Problem description:
Each line that includes the word "Наименование" counts once; give the total and nothing more.

Dataset excerpts:

--- BEGIN ---

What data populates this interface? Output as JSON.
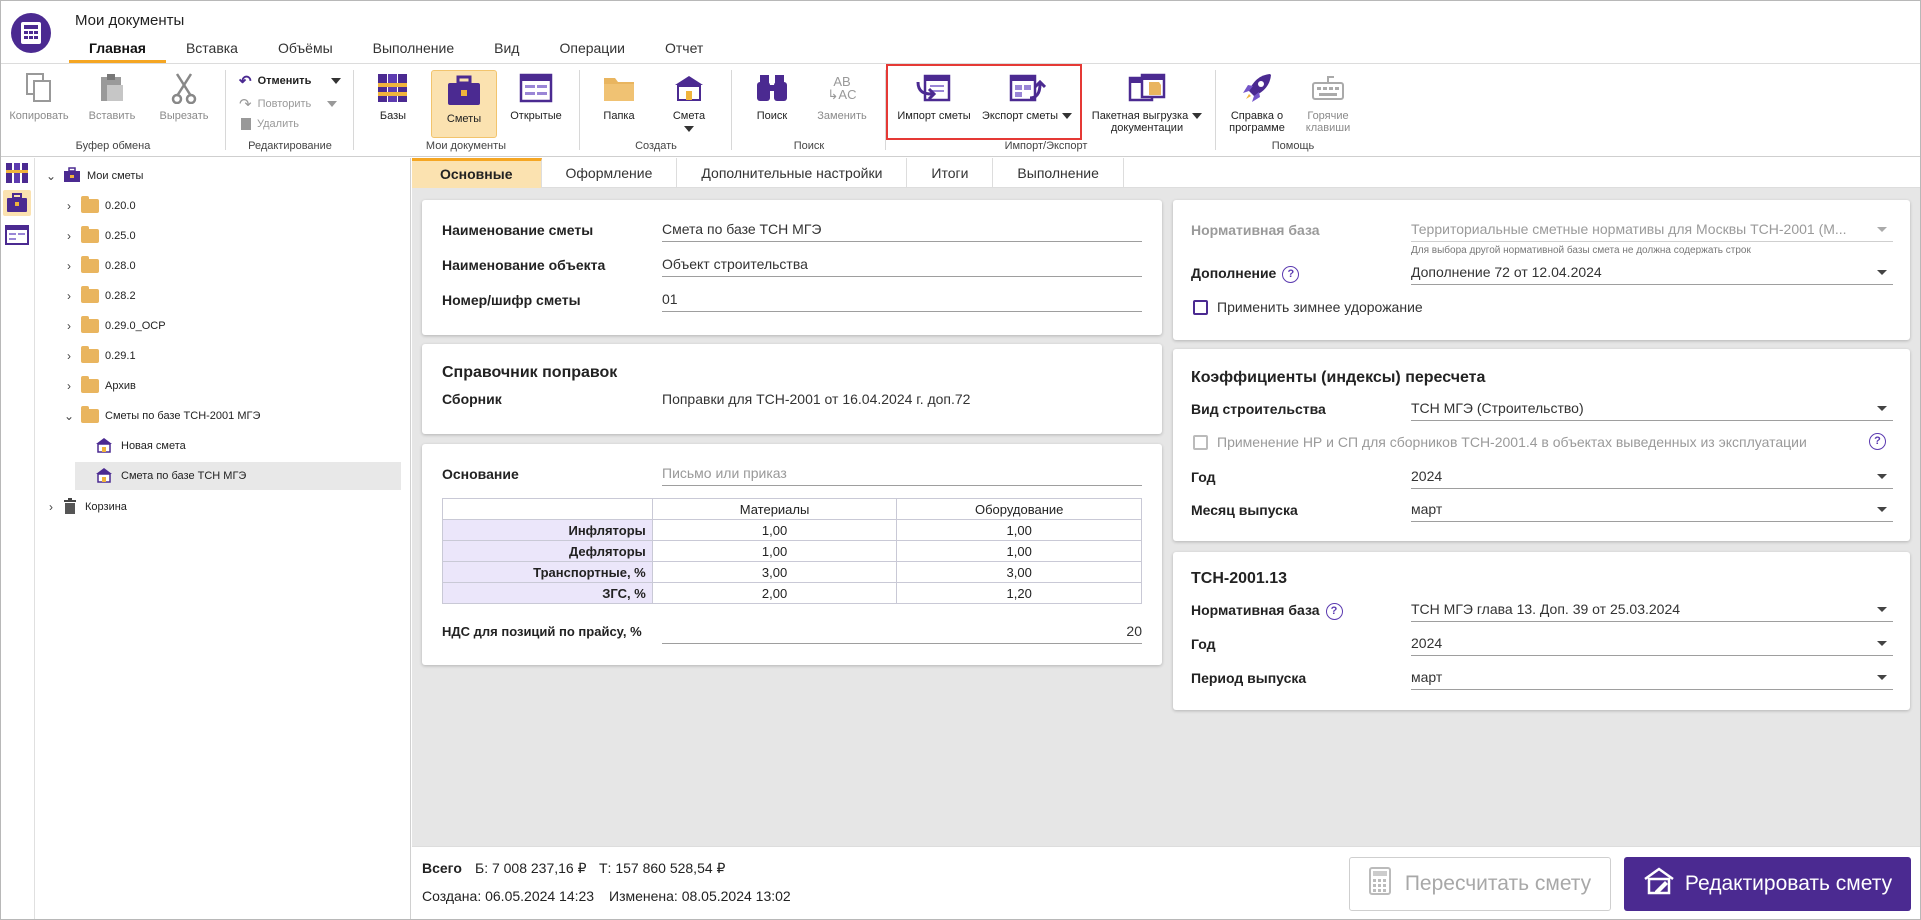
{
  "app": {
    "title": "Мои документы"
  },
  "ribbon_tabs": [
    "Главная",
    "Вставка",
    "Объёмы",
    "Выполнение",
    "Вид",
    "Операции",
    "Отчет"
  ],
  "ribbon": {
    "clipboard": {
      "copy": "Копировать",
      "paste": "Вставить",
      "cut": "Вырезать",
      "group": "Буфер обмена"
    },
    "editing": {
      "undo": "Отменить",
      "redo": "Повторить",
      "delete": "Удалить",
      "group": "Редактирование"
    },
    "my_docs": {
      "bases": "Базы",
      "estimates": "Сметы",
      "open": "Открытые",
      "group": "Мои документы"
    },
    "create": {
      "folder": "Папка",
      "estimate": "Смета",
      "group": "Создать"
    },
    "search": {
      "find": "Поиск",
      "replace": "Заменить",
      "group": "Поиск"
    },
    "import_export": {
      "import": "Импорт сметы",
      "export": "Экспорт сметы",
      "batch_line1": "Пакетная выгрузка",
      "batch_line2": "документации",
      "group": "Импорт/Экспорт"
    },
    "help": {
      "about_line1": "Справка о",
      "about_line2": "программе",
      "hotkeys_line1": "Горячие",
      "hotkeys_line2": "клавиши",
      "group": "Помощь"
    }
  },
  "tree": {
    "root": "Мои сметы",
    "folders": [
      "0.20.0",
      "0.25.0",
      "0.28.0",
      "0.28.2",
      "0.29.0_ОСР",
      "0.29.1",
      "Архив",
      "Сметы по базе ТСН-2001 МГЭ"
    ],
    "children": [
      "Новая смета",
      "Смета по базе ТСН МГЭ"
    ],
    "trash": "Корзина"
  },
  "content_tabs": [
    "Основные",
    "Оформление",
    "Дополнительные настройки",
    "Итоги",
    "Выполнение"
  ],
  "general": {
    "name_label": "Наименование сметы",
    "name_value": "Смета по базе ТСН МГЭ",
    "object_label": "Наименование объекта",
    "object_value": "Объект строительства",
    "number_label": "Номер/шифр сметы",
    "number_value": "01"
  },
  "corrections": {
    "title": "Справочник поправок",
    "label": "Сборник",
    "value": "Поправки для ТСН-2001 от 16.04.2024 г. доп.72"
  },
  "basis": {
    "label": "Основание",
    "placeholder": "Письмо или приказ",
    "columns": [
      "Материалы",
      "Оборудование"
    ],
    "rows": [
      {
        "name": "Инфляторы",
        "materials": "1,00",
        "equipment": "1,00"
      },
      {
        "name": "Дефляторы",
        "materials": "1,00",
        "equipment": "1,00"
      },
      {
        "name": "Транспортные, %",
        "materials": "3,00",
        "equipment": "3,00"
      },
      {
        "name": "ЗГС, %",
        "materials": "2,00",
        "equipment": "1,20"
      }
    ],
    "vat_label": "НДС для позиций по прайсу, %",
    "vat_value": "20"
  },
  "norm": {
    "base_label": "Нормативная база",
    "base_value": "Территориальные сметные нормативы для Москвы ТСН-2001 (М...",
    "base_hint": "Для выбора другой нормативной базы смета не должна содержать строк",
    "addition_label": "Дополнение",
    "addition_value": "Дополнение 72 от 12.04.2024",
    "winter_label": "Применить зимнее удорожание"
  },
  "coefficients": {
    "title": "Коэффициенты (индексы) пересчета",
    "type_label": "Вид строительства",
    "type_value": "ТСН МГЭ (Строительство)",
    "apply_label": "Применение НР и СП для сборников ТСН-2001.4 в объектах выведенных из эксплуатации",
    "year_label": "Год",
    "year_value": "2024",
    "month_label": "Месяц выпуска",
    "month_value": "март"
  },
  "tsn13": {
    "title": "ТСН-2001.13",
    "base_label": "Нормативная база",
    "base_value": "ТСН МГЭ глава 13. Доп. 39 от 25.03.2024",
    "year_label": "Год",
    "year_value": "2024",
    "period_label": "Период выпуска",
    "period_value": "март"
  },
  "footer": {
    "total_label": "Всего",
    "b_value": "Б: 7 008 237,16 ₽",
    "t_value": "Т: 157 860 528,54 ₽",
    "created": "Создана: 06.05.2024 14:23",
    "modified": "Изменена: 08.05.2024 13:02",
    "recalc": "Пересчитать смету",
    "edit": "Редактировать смету"
  },
  "colors": {
    "accent": "#4b2a91",
    "tab_highlight": "#f5a623",
    "import_highlight": "#e53935"
  }
}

--- END ---

Solution:
2